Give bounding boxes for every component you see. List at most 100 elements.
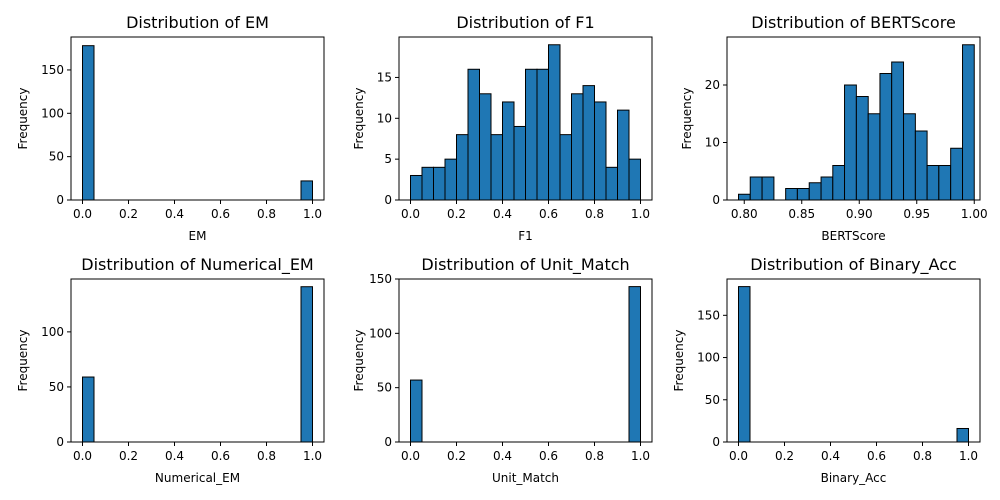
axes-frame [398,278,653,443]
x-tick-label: 0.0 [729,449,748,463]
x-tick-label: 0.90 [846,207,873,221]
histogram-bar [410,174,423,201]
x-tick-label: 0.4 [165,449,184,463]
x-tick-label: 1.0 [631,449,650,463]
y-tick-label: 50 [49,380,64,394]
histogram-bar [796,188,810,201]
y-axis-label: Frequency [672,330,686,392]
histogram-bar [628,286,641,443]
x-tick-label: 0.8 [257,449,276,463]
histogram-bar [433,166,446,201]
histogram-bar [594,101,607,201]
x-tick-label: 0.4 [821,449,840,463]
y-tick-label: 150 [41,63,64,77]
x-tick-label: 1.0 [303,207,322,221]
axes-frame [70,36,325,201]
chart-title: Distribution of F1 [456,13,594,32]
histogram-panel: 0.0 0.2 0.4 0.6 0.8 1.0 0 5 10 15 Distribution of … [352,13,653,243]
histogram-bar [582,85,595,201]
histogram-bar [628,158,641,201]
x-axis-label: EM [189,229,207,243]
x-tick-label: 1.00 [961,207,988,221]
x-tick-label: 0.6 [867,449,886,463]
x-axis-label: F1 [518,229,533,243]
histogram-bar [456,134,469,201]
histogram-bar [300,286,313,443]
y-tick-label: 150 [369,272,392,286]
x-tick-label: 1.0 [959,449,978,463]
histogram-bar [879,73,893,201]
axes-frame [726,278,981,443]
histogram-bar [617,109,630,201]
x-tick-label: 0.6 [539,449,558,463]
y-tick-label: 50 [705,393,720,407]
y-tick-label: 15 [377,70,392,84]
x-tick-label: 0.8 [585,449,604,463]
y-tick-label: 0 [384,193,392,207]
axes-frame [70,278,325,443]
x-axis-label: Unit_Match [492,471,559,485]
histogram-bar [844,84,857,201]
x-tick-label: 0.0 [401,449,420,463]
histogram-bar [571,93,584,201]
y-axis-label: Frequency [352,88,366,150]
histogram-bar [903,113,916,201]
x-axis-label: Numerical_EM [155,471,240,485]
y-tick-label: 100 [369,326,392,340]
x-tick-label: 0.6 [211,207,230,221]
x-tick-label: 0.95 [903,207,930,221]
histogram-bar [867,113,881,201]
histogram-bar [410,379,423,443]
histogram-bar [832,165,846,201]
y-tick-label: 0 [712,435,720,449]
histogram-bar [300,180,313,201]
histogram-bar [502,101,515,201]
x-tick-label: 1.0 [631,207,650,221]
histogram-panel: 0.0 0.2 0.4 0.6 0.8 1.0 0 50 100 Distribution of … [16,255,325,485]
x-axis-label: Binary_Acc [821,471,887,485]
histogram-bar [950,147,964,201]
x-tick-label: 1.0 [303,449,322,463]
chart-title: Distribution of BERTScore [751,13,956,32]
y-tick-label: 20 [705,78,720,92]
chart-title: Distribution of Numerical_EM [81,255,313,275]
y-tick-label: 50 [377,381,392,395]
y-tick-label: 100 [41,325,64,339]
histogram-panel: 0.80 0.85 0.90 0.95 1.00 0 10 20 Distribution of… [680,13,988,243]
y-tick-label: 0 [712,193,720,207]
x-tick-label: 0.4 [493,207,512,221]
histogram-bar [749,176,763,201]
x-tick-label: 0.85 [788,207,815,221]
histogram-bar [808,182,822,201]
histogram-bar [914,130,928,201]
y-tick-label: 0 [384,435,392,449]
histogram-bar [525,68,538,201]
y-axis-label: Frequency [680,88,694,150]
x-tick-label: 0.2 [447,449,466,463]
x-tick-label: 0.8 [913,449,932,463]
y-axis-label: Frequency [16,88,30,150]
histogram-bar [559,134,572,201]
x-tick-label: 0.80 [731,207,758,221]
y-tick-label: 5 [384,152,392,166]
chart-title: Distribution of EM [126,13,269,32]
x-tick-label: 0.2 [447,207,466,221]
histogram-bar [738,286,751,443]
y-tick-label: 10 [377,111,392,125]
x-axis-label: BERTScore [821,229,885,243]
chart-title: Distribution of Binary_Acc [750,255,957,275]
histogram-bar [444,158,457,201]
histogram-bar [962,44,975,201]
axes-frame [726,36,981,201]
x-tick-label: 0.2 [119,207,138,221]
x-tick-label: 0.2 [119,449,138,463]
histogram-bar [82,376,95,443]
y-axis-label: Frequency [16,330,30,392]
histogram-bar [490,134,503,201]
y-tick-label: 100 [41,106,64,120]
histogram-bar [820,176,834,201]
histogram-bar [761,176,775,201]
histogram-bar [479,93,492,201]
histogram-bar [938,165,952,201]
chart-title: Distribution of Unit_Match [421,255,629,275]
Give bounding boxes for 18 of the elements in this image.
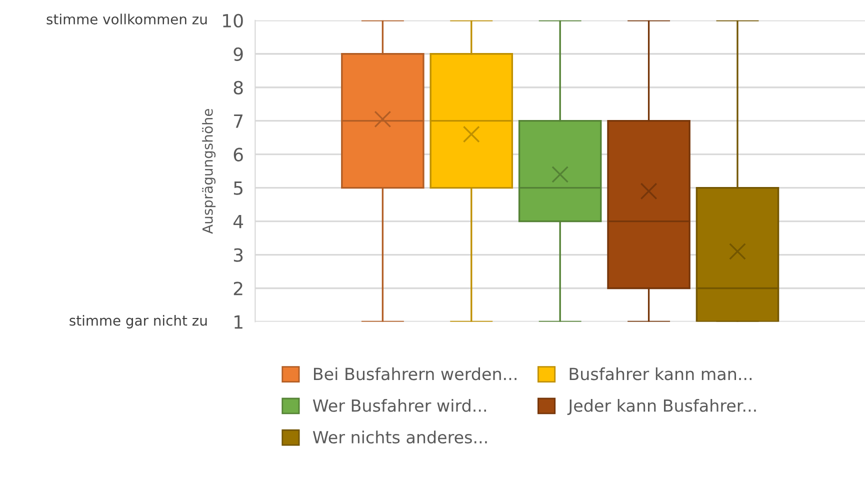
y-tick-label: 4 — [233, 214, 244, 228]
y-tick-label: 6 — [234, 148, 243, 162]
y-tick-label: 9 — [234, 47, 243, 62]
text: stimme gar nicht zu — [70, 315, 207, 328]
y-tick-label: 7 — [234, 114, 243, 128]
y-tick-label: 5 — [234, 182, 242, 195]
y-tick-label: 3 — [234, 248, 243, 262]
text: stimme vollkommen zu — [46, 14, 207, 24]
legend-label: Busfahrer kann man... — [570, 367, 752, 380]
legend-label: Jeder kann Busfahrer... — [567, 399, 756, 415]
legend-label: Wer Busfahrer wird... — [312, 399, 486, 412]
y-tick-label: 2 — [234, 282, 242, 296]
y-tick-label: 10 — [223, 14, 243, 28]
legend-label: Wer nichts anderes... — [312, 430, 487, 444]
y-axis-title: Ausprägungshöhe — [202, 108, 216, 234]
y-tick-label: 1 — [234, 315, 242, 329]
y-tick-label: 8 — [234, 80, 243, 94]
legend-label: Bei Busfahrern werden... — [314, 367, 516, 380]
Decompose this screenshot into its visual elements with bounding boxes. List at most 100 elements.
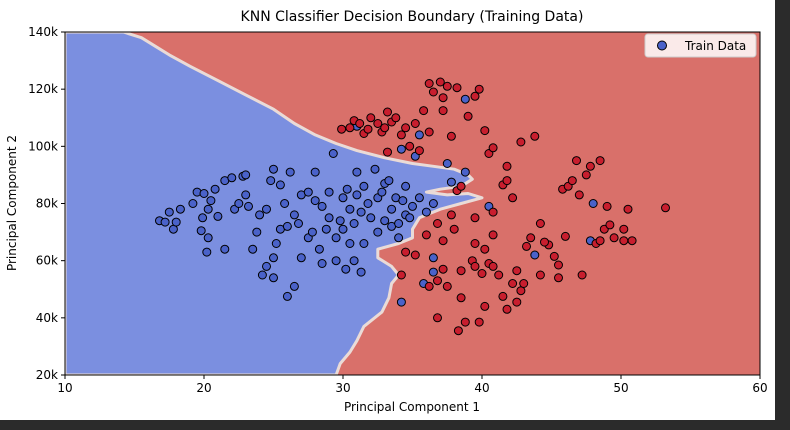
class-1-point	[661, 203, 670, 213]
class-1-point	[470, 239, 480, 248]
class-1-point	[424, 79, 434, 88]
class-1-point	[619, 224, 629, 234]
class-1-point	[366, 113, 376, 123]
y-tick-label: 60k	[36, 254, 58, 268]
class-0-point	[269, 253, 278, 263]
class-0-point	[349, 219, 359, 228]
class-0-point	[199, 189, 209, 198]
legend-box	[644, 33, 757, 58]
class-0-point	[213, 211, 223, 221]
class-1-point	[438, 93, 448, 103]
y-tick-label: 40k	[36, 311, 58, 325]
class-0-point	[530, 250, 540, 260]
class-1-point	[438, 236, 448, 246]
class-0-point	[314, 244, 324, 254]
class-0-point	[428, 267, 438, 277]
class-0-point	[342, 184, 352, 194]
class-0-point	[338, 224, 348, 234]
class-1-point	[410, 119, 420, 128]
class-1-point	[535, 270, 545, 280]
class-1-point	[337, 124, 347, 134]
class-1-point	[522, 241, 531, 251]
class-0-point	[405, 213, 415, 223]
x-tick-label: 10	[57, 381, 72, 395]
class-1-point	[488, 230, 498, 240]
class-0-point	[257, 270, 267, 280]
class-0-point	[220, 244, 230, 254]
x-tick-label: 30	[335, 381, 350, 395]
class-1-point	[581, 170, 591, 180]
class-1-point	[602, 201, 612, 211]
class-1-point	[419, 106, 429, 116]
class-1-point	[383, 147, 392, 157]
class-1-point	[446, 131, 456, 141]
class-0-point	[307, 227, 317, 237]
class-0-point	[296, 253, 306, 263]
class-0-point	[269, 273, 278, 283]
class-0-point	[370, 164, 380, 174]
class-1-point	[410, 250, 420, 260]
class-1-point	[456, 266, 466, 276]
class-1-point	[519, 279, 529, 288]
class-1-point	[516, 137, 526, 147]
class-1-point	[474, 84, 484, 94]
class-1-point	[508, 279, 518, 288]
class-1-point	[355, 119, 365, 128]
class-1-point	[577, 270, 587, 280]
class-0-point	[210, 184, 220, 194]
x-axis-ticks: 10 20 30 40 50 60	[57, 375, 768, 395]
class-0-point	[317, 201, 327, 211]
class-1-point	[383, 107, 392, 117]
class-1-point	[456, 293, 466, 303]
class-0-region	[65, 32, 484, 375]
class-1-point	[433, 219, 442, 228]
y-tick-label: 140k	[28, 25, 58, 39]
class-1-point	[526, 233, 536, 243]
class-1-point	[627, 236, 637, 246]
class-1-point	[449, 224, 459, 234]
class-1-point	[560, 231, 570, 241]
class-1-point	[498, 291, 508, 301]
class-0-point	[310, 196, 320, 206]
class-1-point	[488, 143, 498, 153]
class-0-point	[328, 149, 338, 158]
class-1-point	[421, 230, 431, 240]
class-0-point	[175, 204, 185, 214]
class-1-point	[540, 237, 549, 247]
class-0-point	[356, 207, 366, 217]
class-1-point	[438, 106, 448, 116]
class-1-point	[477, 269, 487, 278]
class-1-point	[442, 81, 452, 91]
chart-title: KNN Classifier Decision Boundary (Traini…	[241, 9, 584, 25]
class-1-point	[424, 281, 434, 291]
class-1-point	[470, 91, 480, 101]
plot-area	[65, 32, 760, 375]
class-0-point	[262, 261, 271, 271]
y-axis-ticks: 20k 40k 60k 80k 100k 120k 140k	[28, 25, 65, 382]
class-1-point	[494, 270, 504, 280]
y-tick-label: 120k	[28, 82, 58, 96]
class-0-point	[373, 227, 383, 237]
class-0-point	[421, 207, 431, 217]
class-0-point	[366, 213, 376, 223]
class-1-point	[488, 261, 498, 271]
class-0-point	[359, 181, 369, 191]
class-1-point	[463, 111, 473, 121]
class-1-point	[488, 207, 498, 217]
class-1-point	[574, 190, 584, 200]
class-1-point	[585, 161, 595, 171]
class-0-point	[338, 193, 348, 203]
class-1-point	[502, 161, 512, 171]
class-1-point	[456, 181, 466, 191]
x-tick-label: 20	[196, 381, 211, 395]
knn-decision-boundary-chart: KNN Classifier Decision Boundary (Traini…	[5, 9, 768, 414]
class-0-point	[248, 244, 258, 254]
class-1-point	[401, 123, 411, 133]
class-0-point	[282, 221, 292, 231]
class-1-point	[424, 127, 434, 137]
class-1-point	[401, 247, 411, 257]
class-1-point	[453, 326, 463, 336]
class-1-point	[433, 276, 442, 286]
legend: Train Data	[644, 33, 757, 58]
class-1-point	[554, 260, 563, 270]
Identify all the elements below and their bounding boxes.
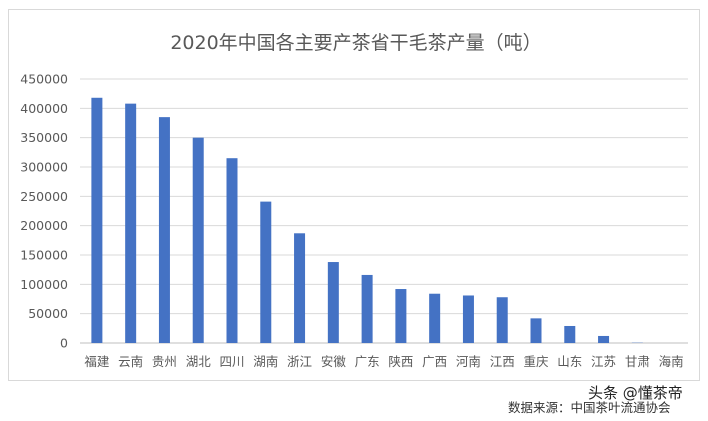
x-axis-labels: 福建 云南 贵州 湖北 四川 湖南 浙江 安徽 广东 陕西 广西 河南 江西 重庆 山东 江苏 甘肃 海南 xyxy=(84,354,683,369)
bar-14 xyxy=(530,318,542,343)
x-category-label: 甘肃 xyxy=(625,354,650,369)
x-category-label: 福建 xyxy=(84,354,110,369)
bar-2 xyxy=(125,103,137,343)
data-source-note: 数据来源：中国茶叶流通协会 xyxy=(508,400,671,415)
y-tick-label: 200000 xyxy=(20,218,68,233)
bar-7 xyxy=(294,233,306,343)
y-tick-label: 50000 xyxy=(28,306,68,321)
y-tick-label: 400000 xyxy=(20,101,68,116)
bar-13 xyxy=(496,297,508,343)
gridlines xyxy=(80,78,688,344)
y-tick-label: 450000 xyxy=(20,72,68,87)
bar-4 xyxy=(192,137,204,343)
bar-12 xyxy=(462,295,474,343)
bar-1 xyxy=(91,97,103,343)
x-category-label: 江苏 xyxy=(591,354,616,369)
y-tick-label: 150000 xyxy=(20,248,68,263)
x-category-label: 湖南 xyxy=(253,354,278,369)
x-category-label: 贵州 xyxy=(152,354,177,369)
bar-11 xyxy=(429,293,441,343)
x-category-label: 广东 xyxy=(355,354,380,369)
chart-title: 2020年中国各主要产茶省干毛茶产量（吨） xyxy=(170,32,541,54)
chart-frame xyxy=(8,9,700,381)
bar-3 xyxy=(158,117,170,343)
bar-5 xyxy=(226,158,238,343)
bar-10 xyxy=(395,289,407,343)
bar-16 xyxy=(598,335,610,343)
y-axis-ticks: 450000 400000 350000 300000 250000 200000 1500… xyxy=(20,72,68,351)
bars xyxy=(91,97,643,343)
y-tick-label: 100000 xyxy=(20,277,68,292)
x-category-label: 安徽 xyxy=(321,354,347,369)
x-category-label: 山东 xyxy=(557,354,582,369)
x-category-label: 四川 xyxy=(219,354,244,369)
y-tick-label: 350000 xyxy=(20,130,68,145)
y-tick-label: 0 xyxy=(60,336,68,351)
bar-8 xyxy=(327,262,339,343)
x-category-label: 湖北 xyxy=(186,354,212,369)
y-tick-label: 250000 xyxy=(20,189,68,204)
bar-15 xyxy=(564,325,576,343)
bar-9 xyxy=(361,274,373,343)
watermark: 头条 @懂茶帝 xyxy=(588,384,683,402)
bar-6 xyxy=(260,201,272,343)
x-category-label: 浙江 xyxy=(287,354,312,369)
x-category-label: 云南 xyxy=(118,354,143,369)
x-category-label: 重庆 xyxy=(523,354,549,369)
x-category-label: 广西 xyxy=(422,354,447,369)
x-category-label: 江西 xyxy=(490,354,515,369)
x-category-label: 陕西 xyxy=(388,354,413,369)
y-tick-label: 300000 xyxy=(20,160,68,175)
x-category-label: 海南 xyxy=(659,354,684,369)
x-category-label: 河南 xyxy=(456,354,481,369)
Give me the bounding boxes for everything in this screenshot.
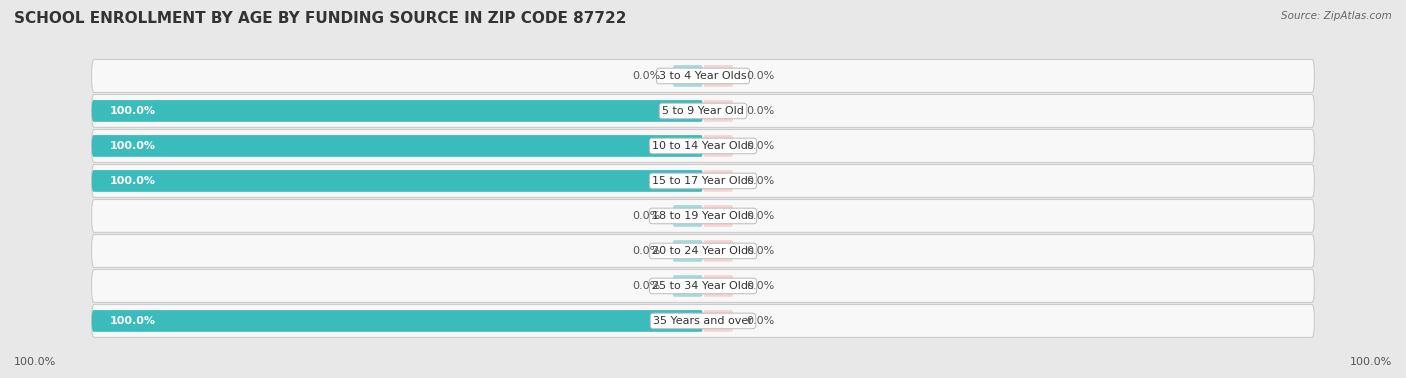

*STATED EXERCISE*
Reproduce the entries above verbatim, from the line containing "y-tick-label: 4 — [233, 214, 244, 228]" through the line containing "Decompose this screenshot", with both of those lines included.

*SOLVED PROBLEM*
y-tick-label: 4 — [233, 214, 244, 228]
y-tick-label: 6 — [234, 148, 243, 162]
y-tick-label: 9 — [234, 47, 243, 62]
text: stimme gar nicht zu — [70, 315, 207, 328]
y-tick-label: 7 — [234, 114, 243, 128]
y-tick-label: 5 — [234, 182, 242, 195]
y-tick-label: 3 — [234, 248, 243, 262]
text: stimme vollkommen zu — [46, 14, 207, 24]
legend-label: Busfahrer kann man... — [570, 367, 752, 380]
legend-label: Jeder kann Busfahrer... — [567, 399, 756, 415]
legend-label: Wer Busfahrer wird... — [312, 399, 486, 412]
y-tick-label: 2 — [234, 282, 242, 296]
y-tick-label: 10 — [223, 14, 243, 28]
legend-label: Wer nichts anderes... — [312, 430, 487, 444]
y-axis-title: Ausprägungshöhe — [202, 108, 216, 234]
y-tick-label: 1 — [234, 315, 242, 329]
y-tick-label: 8 — [234, 80, 243, 94]
legend-label: Bei Busfahrern werden... — [314, 367, 516, 380]
Decompose this screenshot into its visual elements with bounding boxes. List at most 100 elements.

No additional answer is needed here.